Collected data entries
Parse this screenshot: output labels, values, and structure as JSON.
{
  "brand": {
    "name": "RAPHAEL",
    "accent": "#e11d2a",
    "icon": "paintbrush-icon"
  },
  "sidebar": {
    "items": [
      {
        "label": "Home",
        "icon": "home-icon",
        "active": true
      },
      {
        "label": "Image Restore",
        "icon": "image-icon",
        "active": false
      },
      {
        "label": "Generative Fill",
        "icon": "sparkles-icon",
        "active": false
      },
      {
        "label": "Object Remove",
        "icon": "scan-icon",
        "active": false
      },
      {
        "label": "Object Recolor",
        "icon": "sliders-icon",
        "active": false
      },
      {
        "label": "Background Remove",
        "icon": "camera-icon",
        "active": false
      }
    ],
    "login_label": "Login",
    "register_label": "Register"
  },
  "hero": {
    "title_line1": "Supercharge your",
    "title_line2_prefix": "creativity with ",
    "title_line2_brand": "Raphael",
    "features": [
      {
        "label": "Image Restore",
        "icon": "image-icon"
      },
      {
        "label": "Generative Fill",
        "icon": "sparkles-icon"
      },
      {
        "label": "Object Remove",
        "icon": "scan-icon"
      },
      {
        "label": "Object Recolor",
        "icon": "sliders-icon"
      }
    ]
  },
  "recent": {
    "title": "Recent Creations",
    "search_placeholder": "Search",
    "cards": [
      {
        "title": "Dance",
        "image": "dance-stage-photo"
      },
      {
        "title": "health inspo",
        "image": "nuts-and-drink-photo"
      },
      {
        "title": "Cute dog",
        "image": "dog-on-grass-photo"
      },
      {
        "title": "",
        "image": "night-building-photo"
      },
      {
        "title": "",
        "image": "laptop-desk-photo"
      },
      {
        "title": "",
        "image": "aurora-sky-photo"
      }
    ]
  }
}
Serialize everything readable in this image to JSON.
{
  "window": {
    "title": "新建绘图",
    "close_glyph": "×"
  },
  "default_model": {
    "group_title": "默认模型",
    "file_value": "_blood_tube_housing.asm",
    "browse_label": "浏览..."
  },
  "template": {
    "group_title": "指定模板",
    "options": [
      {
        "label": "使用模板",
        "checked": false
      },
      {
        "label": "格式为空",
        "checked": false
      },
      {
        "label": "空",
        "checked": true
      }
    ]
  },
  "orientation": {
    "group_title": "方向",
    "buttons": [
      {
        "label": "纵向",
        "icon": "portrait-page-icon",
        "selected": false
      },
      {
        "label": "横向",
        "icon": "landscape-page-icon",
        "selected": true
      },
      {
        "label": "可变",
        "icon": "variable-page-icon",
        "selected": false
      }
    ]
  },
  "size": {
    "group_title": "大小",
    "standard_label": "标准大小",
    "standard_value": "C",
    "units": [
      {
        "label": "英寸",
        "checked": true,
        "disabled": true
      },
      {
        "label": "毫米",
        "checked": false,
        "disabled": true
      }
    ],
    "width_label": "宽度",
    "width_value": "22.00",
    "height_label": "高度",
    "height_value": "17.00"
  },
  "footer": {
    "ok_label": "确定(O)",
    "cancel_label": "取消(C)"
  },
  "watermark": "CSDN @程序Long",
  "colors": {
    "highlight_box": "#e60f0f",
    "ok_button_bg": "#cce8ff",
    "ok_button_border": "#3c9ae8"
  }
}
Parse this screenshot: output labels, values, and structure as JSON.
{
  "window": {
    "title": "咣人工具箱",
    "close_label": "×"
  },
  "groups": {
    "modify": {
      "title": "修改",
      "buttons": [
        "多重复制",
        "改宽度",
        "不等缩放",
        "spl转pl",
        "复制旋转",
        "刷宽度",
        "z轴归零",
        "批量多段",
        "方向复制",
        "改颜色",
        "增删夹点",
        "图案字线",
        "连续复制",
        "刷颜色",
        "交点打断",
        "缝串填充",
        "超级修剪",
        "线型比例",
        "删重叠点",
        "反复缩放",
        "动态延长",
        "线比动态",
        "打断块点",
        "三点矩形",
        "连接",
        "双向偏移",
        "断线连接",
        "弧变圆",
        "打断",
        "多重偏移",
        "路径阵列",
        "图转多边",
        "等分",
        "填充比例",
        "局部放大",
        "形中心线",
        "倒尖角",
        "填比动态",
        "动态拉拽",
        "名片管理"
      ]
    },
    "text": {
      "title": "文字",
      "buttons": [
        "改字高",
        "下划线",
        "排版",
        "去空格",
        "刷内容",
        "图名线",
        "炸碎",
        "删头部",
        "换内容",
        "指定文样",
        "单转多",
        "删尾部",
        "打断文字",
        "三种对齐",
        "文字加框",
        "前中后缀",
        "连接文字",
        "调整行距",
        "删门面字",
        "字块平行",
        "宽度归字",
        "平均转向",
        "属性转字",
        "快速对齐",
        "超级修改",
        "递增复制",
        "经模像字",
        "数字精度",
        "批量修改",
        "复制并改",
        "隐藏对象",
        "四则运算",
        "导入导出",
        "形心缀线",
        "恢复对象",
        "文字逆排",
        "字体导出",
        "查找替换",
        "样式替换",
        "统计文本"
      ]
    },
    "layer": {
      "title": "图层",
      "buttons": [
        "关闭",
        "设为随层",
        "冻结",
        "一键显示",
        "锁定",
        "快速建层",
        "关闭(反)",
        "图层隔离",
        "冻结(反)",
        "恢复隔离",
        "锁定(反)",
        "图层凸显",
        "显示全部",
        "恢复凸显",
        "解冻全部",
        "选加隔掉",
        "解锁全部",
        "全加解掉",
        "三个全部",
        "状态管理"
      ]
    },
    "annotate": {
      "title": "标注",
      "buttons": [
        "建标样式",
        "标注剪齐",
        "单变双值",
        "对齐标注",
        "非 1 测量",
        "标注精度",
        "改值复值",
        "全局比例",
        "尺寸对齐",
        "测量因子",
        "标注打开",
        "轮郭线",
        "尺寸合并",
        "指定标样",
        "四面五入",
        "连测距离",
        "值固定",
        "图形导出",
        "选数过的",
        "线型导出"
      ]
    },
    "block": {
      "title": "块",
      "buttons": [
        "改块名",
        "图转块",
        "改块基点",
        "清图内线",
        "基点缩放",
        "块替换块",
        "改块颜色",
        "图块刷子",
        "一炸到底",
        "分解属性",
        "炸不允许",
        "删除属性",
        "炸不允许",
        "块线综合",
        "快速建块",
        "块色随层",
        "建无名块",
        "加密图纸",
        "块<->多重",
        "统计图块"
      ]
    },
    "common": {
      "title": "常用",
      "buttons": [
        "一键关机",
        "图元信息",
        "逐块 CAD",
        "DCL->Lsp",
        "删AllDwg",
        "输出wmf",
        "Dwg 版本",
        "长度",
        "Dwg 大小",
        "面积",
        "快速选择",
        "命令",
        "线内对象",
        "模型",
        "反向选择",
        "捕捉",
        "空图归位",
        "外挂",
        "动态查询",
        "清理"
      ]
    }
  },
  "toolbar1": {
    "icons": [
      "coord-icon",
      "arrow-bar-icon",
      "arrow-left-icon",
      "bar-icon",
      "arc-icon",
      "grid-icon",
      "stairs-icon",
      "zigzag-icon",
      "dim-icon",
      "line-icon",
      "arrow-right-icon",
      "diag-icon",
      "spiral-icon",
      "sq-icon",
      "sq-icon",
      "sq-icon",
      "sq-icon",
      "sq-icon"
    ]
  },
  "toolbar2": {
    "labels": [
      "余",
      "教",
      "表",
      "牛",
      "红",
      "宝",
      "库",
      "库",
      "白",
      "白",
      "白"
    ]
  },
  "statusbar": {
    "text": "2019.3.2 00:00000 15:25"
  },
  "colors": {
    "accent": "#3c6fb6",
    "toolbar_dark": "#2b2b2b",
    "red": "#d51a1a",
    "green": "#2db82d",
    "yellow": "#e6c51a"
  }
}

## Set task
Lines in the records that hold the word "arrow" are to be counted; give only the total.

## Solution for this exercise
3